Items from a data source
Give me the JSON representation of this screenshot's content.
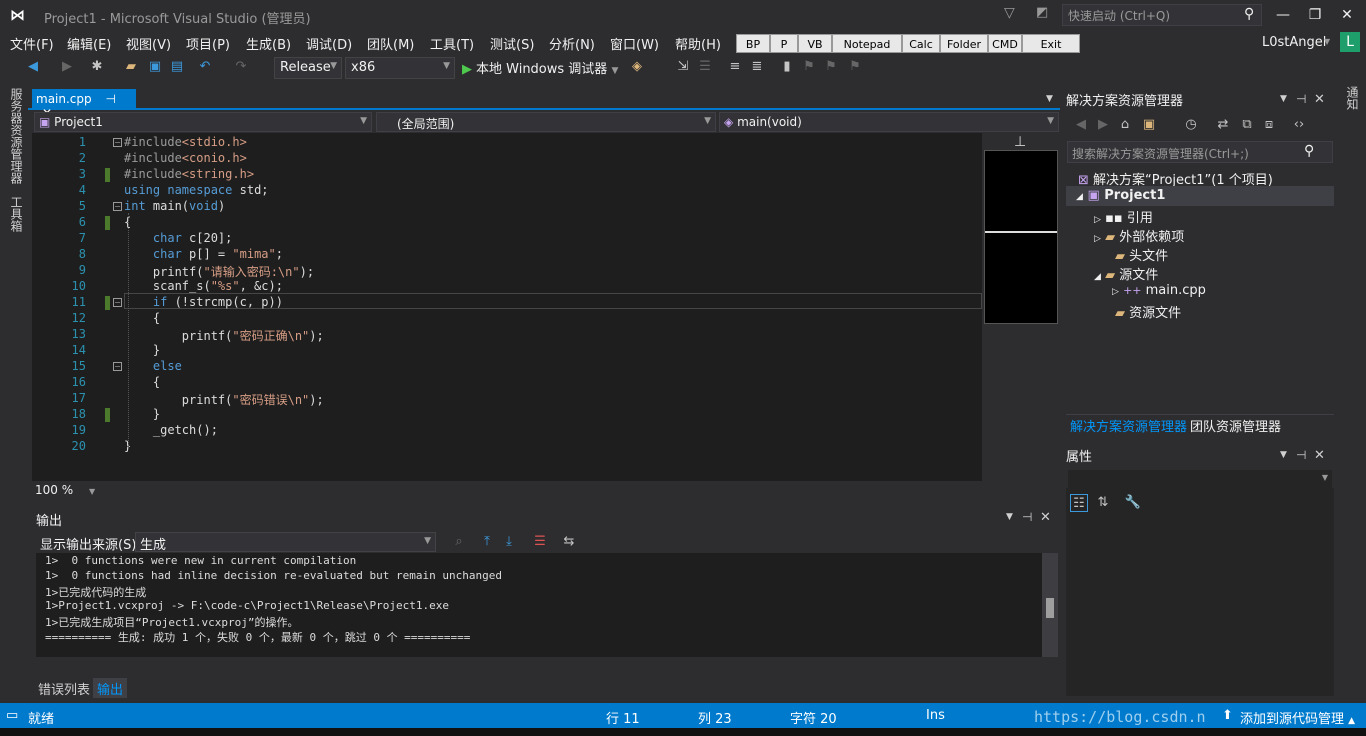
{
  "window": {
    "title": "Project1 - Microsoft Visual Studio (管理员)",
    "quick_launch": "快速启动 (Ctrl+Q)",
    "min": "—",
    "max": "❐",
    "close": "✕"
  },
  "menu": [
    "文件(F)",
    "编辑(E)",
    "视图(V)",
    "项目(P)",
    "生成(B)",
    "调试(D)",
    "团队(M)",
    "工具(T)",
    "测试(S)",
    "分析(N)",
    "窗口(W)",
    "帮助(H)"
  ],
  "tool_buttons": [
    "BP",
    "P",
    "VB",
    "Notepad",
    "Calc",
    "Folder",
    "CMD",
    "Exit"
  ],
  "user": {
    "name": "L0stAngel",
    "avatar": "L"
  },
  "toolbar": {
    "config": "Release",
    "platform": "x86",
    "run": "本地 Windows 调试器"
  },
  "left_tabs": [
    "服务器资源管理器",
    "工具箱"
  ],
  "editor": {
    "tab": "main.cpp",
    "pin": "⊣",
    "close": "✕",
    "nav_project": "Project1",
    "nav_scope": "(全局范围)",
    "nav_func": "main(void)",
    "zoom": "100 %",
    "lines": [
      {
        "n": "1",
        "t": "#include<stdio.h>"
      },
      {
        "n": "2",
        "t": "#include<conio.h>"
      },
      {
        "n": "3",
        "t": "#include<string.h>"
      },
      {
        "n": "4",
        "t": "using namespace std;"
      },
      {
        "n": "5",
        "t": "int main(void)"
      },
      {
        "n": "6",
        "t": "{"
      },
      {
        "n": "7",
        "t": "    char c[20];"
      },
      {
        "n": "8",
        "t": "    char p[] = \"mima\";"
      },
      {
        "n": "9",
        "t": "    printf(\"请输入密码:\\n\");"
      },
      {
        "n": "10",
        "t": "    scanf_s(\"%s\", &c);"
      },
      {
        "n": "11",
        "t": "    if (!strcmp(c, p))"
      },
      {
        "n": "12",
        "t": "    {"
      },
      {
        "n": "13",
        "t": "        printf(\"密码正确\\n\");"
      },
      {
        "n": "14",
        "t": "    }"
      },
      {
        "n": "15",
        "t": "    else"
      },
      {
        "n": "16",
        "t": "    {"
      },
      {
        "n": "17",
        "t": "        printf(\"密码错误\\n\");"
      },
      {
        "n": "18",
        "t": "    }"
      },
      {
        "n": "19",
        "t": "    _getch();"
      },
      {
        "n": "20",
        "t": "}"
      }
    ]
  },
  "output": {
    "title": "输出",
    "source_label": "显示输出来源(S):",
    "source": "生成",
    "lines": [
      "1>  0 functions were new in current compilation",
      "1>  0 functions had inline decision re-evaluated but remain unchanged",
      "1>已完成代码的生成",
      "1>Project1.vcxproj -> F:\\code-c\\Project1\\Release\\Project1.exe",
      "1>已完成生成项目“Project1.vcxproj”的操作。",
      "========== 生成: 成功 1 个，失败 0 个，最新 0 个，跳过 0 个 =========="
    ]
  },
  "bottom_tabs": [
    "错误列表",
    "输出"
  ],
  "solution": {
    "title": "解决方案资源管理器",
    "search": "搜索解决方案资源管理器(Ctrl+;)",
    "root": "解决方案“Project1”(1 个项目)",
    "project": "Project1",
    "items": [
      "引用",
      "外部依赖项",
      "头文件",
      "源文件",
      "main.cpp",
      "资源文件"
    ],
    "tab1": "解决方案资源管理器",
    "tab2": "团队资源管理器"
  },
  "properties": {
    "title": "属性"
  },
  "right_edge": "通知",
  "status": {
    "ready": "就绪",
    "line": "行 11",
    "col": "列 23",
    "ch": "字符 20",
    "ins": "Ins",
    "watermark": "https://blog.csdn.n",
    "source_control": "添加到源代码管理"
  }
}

Written instruction: Each entry must be retyped word for word, with every image omitted.

Answer to this task:
Give me the JSON representation of this screenshot's content.
{
  "window": {
    "title": "Project1 - Microsoft Visual Studio (管理员)",
    "quick_launch": "快速启动 (Ctrl+Q)",
    "min": "—",
    "max": "❐",
    "close": "✕"
  },
  "menu": [
    "文件(F)",
    "编辑(E)",
    "视图(V)",
    "项目(P)",
    "生成(B)",
    "调试(D)",
    "团队(M)",
    "工具(T)",
    "测试(S)",
    "分析(N)",
    "窗口(W)",
    "帮助(H)"
  ],
  "tool_buttons": [
    "BP",
    "P",
    "VB",
    "Notepad",
    "Calc",
    "Folder",
    "CMD",
    "Exit"
  ],
  "user": {
    "name": "L0stAngel",
    "avatar": "L"
  },
  "toolbar": {
    "config": "Release",
    "platform": "x86",
    "run": "本地 Windows 调试器"
  },
  "left_tabs": [
    "服务器资源管理器",
    "工具箱"
  ],
  "editor": {
    "tab": "main.cpp",
    "pin": "⊣",
    "close": "✕",
    "nav_project": "Project1",
    "nav_scope": "(全局范围)",
    "nav_func": "main(void)",
    "zoom": "100 %",
    "lines": [
      {
        "n": "1",
        "t": "#include<stdio.h>"
      },
      {
        "n": "2",
        "t": "#include<conio.h>"
      },
      {
        "n": "3",
        "t": "#include<string.h>"
      },
      {
        "n": "4",
        "t": "using namespace std;"
      },
      {
        "n": "5",
        "t": "int main(void)"
      },
      {
        "n": "6",
        "t": "{"
      },
      {
        "n": "7",
        "t": "    char c[20];"
      },
      {
        "n": "8",
        "t": "    char p[] = \"mima\";"
      },
      {
        "n": "9",
        "t": "    printf(\"请输入密码:\\n\");"
      },
      {
        "n": "10",
        "t": "    scanf_s(\"%s\", &c);"
      },
      {
        "n": "11",
        "t": "    if (!strcmp(c, p))"
      },
      {
        "n": "12",
        "t": "    {"
      },
      {
        "n": "13",
        "t": "        printf(\"密码正确\\n\");"
      },
      {
        "n": "14",
        "t": "    }"
      },
      {
        "n": "15",
        "t": "    else"
      },
      {
        "n": "16",
        "t": "    {"
      },
      {
        "n": "17",
        "t": "        printf(\"密码错误\\n\");"
      },
      {
        "n": "18",
        "t": "    }"
      },
      {
        "n": "19",
        "t": "    _getch();"
      },
      {
        "n": "20",
        "t": "}"
      }
    ]
  },
  "output": {
    "title": "输出",
    "source_label": "显示输出来源(S):",
    "source": "生成",
    "lines": [
      "1>  0 functions were new in current compilation",
      "1>  0 functions had inline decision re-evaluated but remain unchanged",
      "1>已完成代码的生成",
      "1>Project1.vcxproj -> F:\\code-c\\Project1\\Release\\Project1.exe",
      "1>已完成生成项目“Project1.vcxproj”的操作。",
      "========== 生成: 成功 1 个，失败 0 个，最新 0 个，跳过 0 个 =========="
    ]
  },
  "bottom_tabs": [
    "错误列表",
    "输出"
  ],
  "solution": {
    "title": "解决方案资源管理器",
    "search": "搜索解决方案资源管理器(Ctrl+;)",
    "root": "解决方案“Project1”(1 个项目)",
    "project": "Project1",
    "items": [
      "引用",
      "外部依赖项",
      "头文件",
      "源文件",
      "main.cpp",
      "资源文件"
    ],
    "tab1": "解决方案资源管理器",
    "tab2": "团队资源管理器"
  },
  "properties": {
    "title": "属性"
  },
  "right_edge": "通知",
  "status": {
    "ready": "就绪",
    "line": "行 11",
    "col": "列 23",
    "ch": "字符 20",
    "ins": "Ins",
    "watermark": "https://blog.csdn.n",
    "source_control": "添加到源代码管理"
  }
}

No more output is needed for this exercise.